_Do this_: Take the records underneath and set them down exactly.

# start of Records

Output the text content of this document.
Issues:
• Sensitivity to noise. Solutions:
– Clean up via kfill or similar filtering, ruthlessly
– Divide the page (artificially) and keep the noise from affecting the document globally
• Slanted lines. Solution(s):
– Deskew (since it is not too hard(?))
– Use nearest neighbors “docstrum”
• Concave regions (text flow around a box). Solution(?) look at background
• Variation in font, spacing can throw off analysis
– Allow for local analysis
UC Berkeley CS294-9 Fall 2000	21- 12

# end of Records

_Solution_:
Output the text content of this document.
Issues:
• Sensitivity to noise. Solutions:
– Clean up via kfill or similar filtering, ruthlessly
– Divide the page (artificially) and keep the noise from affecting the document globally
• Slanted lines. Solution(s):
– Deskew (since it is not too hard(?))
– Use nearest neighbors “docstrum”
• Concave regions (text flow around a box). Solution(?) look at background
• Variation in font, spacing can throw off analysis
– Allow for local analysis
UC Berkeley CS294-9 Fall 2000	21- 12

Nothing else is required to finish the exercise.